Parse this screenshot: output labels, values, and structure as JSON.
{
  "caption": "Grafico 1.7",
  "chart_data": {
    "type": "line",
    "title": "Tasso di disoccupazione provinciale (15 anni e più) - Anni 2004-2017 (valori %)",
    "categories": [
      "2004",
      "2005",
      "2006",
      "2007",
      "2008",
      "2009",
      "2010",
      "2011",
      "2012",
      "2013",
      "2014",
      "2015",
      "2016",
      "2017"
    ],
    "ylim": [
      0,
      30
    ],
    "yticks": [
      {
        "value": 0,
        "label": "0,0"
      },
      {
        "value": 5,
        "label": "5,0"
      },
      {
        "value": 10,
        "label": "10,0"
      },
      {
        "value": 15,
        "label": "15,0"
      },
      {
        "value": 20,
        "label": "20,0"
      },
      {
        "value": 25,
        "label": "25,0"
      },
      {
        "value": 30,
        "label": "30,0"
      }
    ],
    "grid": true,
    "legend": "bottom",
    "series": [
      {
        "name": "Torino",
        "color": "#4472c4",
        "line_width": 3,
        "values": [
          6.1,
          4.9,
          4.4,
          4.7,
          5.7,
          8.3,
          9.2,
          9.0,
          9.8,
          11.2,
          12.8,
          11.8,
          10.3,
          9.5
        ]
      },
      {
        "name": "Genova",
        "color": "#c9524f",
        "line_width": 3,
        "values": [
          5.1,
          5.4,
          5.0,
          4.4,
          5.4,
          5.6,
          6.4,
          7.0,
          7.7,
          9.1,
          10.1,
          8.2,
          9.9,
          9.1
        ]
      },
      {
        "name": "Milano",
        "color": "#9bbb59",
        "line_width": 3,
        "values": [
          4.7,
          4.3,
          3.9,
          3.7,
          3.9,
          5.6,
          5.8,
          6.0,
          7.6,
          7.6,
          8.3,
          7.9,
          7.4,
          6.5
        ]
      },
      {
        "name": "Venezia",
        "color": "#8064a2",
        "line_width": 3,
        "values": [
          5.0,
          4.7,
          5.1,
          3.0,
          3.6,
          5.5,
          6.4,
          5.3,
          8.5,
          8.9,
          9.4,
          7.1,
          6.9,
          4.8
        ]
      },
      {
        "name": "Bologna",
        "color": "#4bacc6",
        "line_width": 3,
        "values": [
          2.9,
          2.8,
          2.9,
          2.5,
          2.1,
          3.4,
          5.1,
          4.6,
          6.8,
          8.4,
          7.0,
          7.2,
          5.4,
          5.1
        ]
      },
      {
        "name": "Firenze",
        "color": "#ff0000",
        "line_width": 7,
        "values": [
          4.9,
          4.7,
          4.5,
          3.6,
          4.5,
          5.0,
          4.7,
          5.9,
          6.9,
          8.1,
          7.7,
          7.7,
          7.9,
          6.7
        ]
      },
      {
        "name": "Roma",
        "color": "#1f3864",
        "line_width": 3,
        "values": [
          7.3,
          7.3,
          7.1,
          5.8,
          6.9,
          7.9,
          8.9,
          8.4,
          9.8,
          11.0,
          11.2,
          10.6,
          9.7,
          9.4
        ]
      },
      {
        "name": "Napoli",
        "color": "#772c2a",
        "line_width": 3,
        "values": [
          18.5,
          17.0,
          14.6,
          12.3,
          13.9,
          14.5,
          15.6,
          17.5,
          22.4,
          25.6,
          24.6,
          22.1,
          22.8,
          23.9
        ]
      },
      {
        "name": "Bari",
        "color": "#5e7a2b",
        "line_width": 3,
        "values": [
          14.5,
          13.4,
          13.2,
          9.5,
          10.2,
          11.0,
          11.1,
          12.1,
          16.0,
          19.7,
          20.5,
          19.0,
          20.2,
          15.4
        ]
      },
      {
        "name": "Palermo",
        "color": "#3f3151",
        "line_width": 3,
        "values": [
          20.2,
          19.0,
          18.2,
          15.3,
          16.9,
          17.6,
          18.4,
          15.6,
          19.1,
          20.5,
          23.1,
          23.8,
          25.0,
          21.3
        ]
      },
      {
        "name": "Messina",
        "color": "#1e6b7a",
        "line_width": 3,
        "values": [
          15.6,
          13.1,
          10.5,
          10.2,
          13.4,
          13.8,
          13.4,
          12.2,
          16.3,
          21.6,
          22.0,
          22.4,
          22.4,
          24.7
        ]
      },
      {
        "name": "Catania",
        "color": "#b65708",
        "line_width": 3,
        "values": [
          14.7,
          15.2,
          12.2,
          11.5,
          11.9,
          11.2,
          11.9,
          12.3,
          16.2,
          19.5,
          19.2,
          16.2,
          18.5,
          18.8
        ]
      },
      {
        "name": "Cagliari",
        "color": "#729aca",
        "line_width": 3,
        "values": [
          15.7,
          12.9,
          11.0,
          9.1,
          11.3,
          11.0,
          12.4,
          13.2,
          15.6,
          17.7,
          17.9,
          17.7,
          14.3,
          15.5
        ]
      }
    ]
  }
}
------------------------------
EXERCISE AIM: Quote each line of the data above exactly as written.

ANSWER TO THE TASK:
Parse this screenshot: output labels, values, and structure as JSON.
{
  "caption": "Grafico 1.7",
  "chart_data": {
    "type": "line",
    "title": "Tasso di disoccupazione provinciale (15 anni e più) - Anni 2004-2017 (valori %)",
    "categories": [
      "2004",
      "2005",
      "2006",
      "2007",
      "2008",
      "2009",
      "2010",
      "2011",
      "2012",
      "2013",
      "2014",
      "2015",
      "2016",
      "2017"
    ],
    "ylim": [
      0,
      30
    ],
    "yticks": [
      {
        "value": 0,
        "label": "0,0"
      },
      {
        "value": 5,
        "label": "5,0"
      },
      {
        "value": 10,
        "label": "10,0"
      },
      {
        "value": 15,
        "label": "15,0"
      },
      {
        "value": 20,
        "label": "20,0"
      },
      {
        "value": 25,
        "label": "25,0"
      },
      {
        "value": 30,
        "label": "30,0"
      }
    ],
    "grid": true,
    "legend": "bottom",
    "series": [
      {
        "name": "Torino",
        "color": "#4472c4",
        "line_width": 3,
        "values": [
          6.1,
          4.9,
          4.4,
          4.7,
          5.7,
          8.3,
          9.2,
          9.0,
          9.8,
          11.2,
          12.8,
          11.8,
          10.3,
          9.5
        ]
      },
      {
        "name": "Genova",
        "color": "#c9524f",
        "line_width": 3,
        "values": [
          5.1,
          5.4,
          5.0,
          4.4,
          5.4,
          5.6,
          6.4,
          7.0,
          7.7,
          9.1,
          10.1,
          8.2,
          9.9,
          9.1
        ]
      },
      {
        "name": "Milano",
        "color": "#9bbb59",
        "line_width": 3,
        "values": [
          4.7,
          4.3,
          3.9,
          3.7,
          3.9,
          5.6,
          5.8,
          6.0,
          7.6,
          7.6,
          8.3,
          7.9,
          7.4,
          6.5
        ]
      },
      {
        "name": "Venezia",
        "color": "#8064a2",
        "line_width": 3,
        "values": [
          5.0,
          4.7,
          5.1,
          3.0,
          3.6,
          5.5,
          6.4,
          5.3,
          8.5,
          8.9,
          9.4,
          7.1,
          6.9,
          4.8
        ]
      },
      {
        "name": "Bologna",
        "color": "#4bacc6",
        "line_width": 3,
        "values": [
          2.9,
          2.8,
          2.9,
          2.5,
          2.1,
          3.4,
          5.1,
          4.6,
          6.8,
          8.4,
          7.0,
          7.2,
          5.4,
          5.1
        ]
      },
      {
        "name": "Firenze",
        "color": "#ff0000",
        "line_width": 7,
        "values": [
          4.9,
          4.7,
          4.5,
          3.6,
          4.5,
          5.0,
          4.7,
          5.9,
          6.9,
          8.1,
          7.7,
          7.7,
          7.9,
          6.7
        ]
      },
      {
        "name": "Roma",
        "color": "#1f3864",
        "line_width": 3,
        "values": [
          7.3,
          7.3,
          7.1,
          5.8,
          6.9,
          7.9,
          8.9,
          8.4,
          9.8,
          11.0,
          11.2,
          10.6,
          9.7,
          9.4
        ]
      },
      {
        "name": "Napoli",
        "color": "#772c2a",
        "line_width": 3,
        "values": [
          18.5,
          17.0,
          14.6,
          12.3,
          13.9,
          14.5,
          15.6,
          17.5,
          22.4,
          25.6,
          24.6,
          22.1,
          22.8,
          23.9
        ]
      },
      {
        "name": "Bari",
        "color": "#5e7a2b",
        "line_width": 3,
        "values": [
          14.5,
          13.4,
          13.2,
          9.5,
          10.2,
          11.0,
          11.1,
          12.1,
          16.0,
          19.7,
          20.5,
          19.0,
          20.2,
          15.4
        ]
      },
      {
        "name": "Palermo",
        "color": "#3f3151",
        "line_width": 3,
        "values": [
          20.2,
          19.0,
          18.2,
          15.3,
          16.9,
          17.6,
          18.4,
          15.6,
          19.1,
          20.5,
          23.1,
          23.8,
          25.0,
          21.3
        ]
      },
      {
        "name": "Messina",
        "color": "#1e6b7a",
        "line_width": 3,
        "values": [
          15.6,
          13.1,
          10.5,
          10.2,
          13.4,
          13.8,
          13.4,
          12.2,
          16.3,
          21.6,
          22.0,
          22.4,
          22.4,
          24.7
        ]
      },
      {
        "name": "Catania",
        "color": "#b65708",
        "line_width": 3,
        "values": [
          14.7,
          15.2,
          12.2,
          11.5,
          11.9,
          11.2,
          11.9,
          12.3,
          16.2,
          19.5,
          19.2,
          16.2,
          18.5,
          18.8
        ]
      },
      {
        "name": "Cagliari",
        "color": "#729aca",
        "line_width": 3,
        "values": [
          15.7,
          12.9,
          11.0,
          9.1,
          11.3,
          11.0,
          12.4,
          13.2,
          15.6,
          17.7,
          17.9,
          17.7,
          14.3,
          15.5
        ]
      }
    ]
  }
}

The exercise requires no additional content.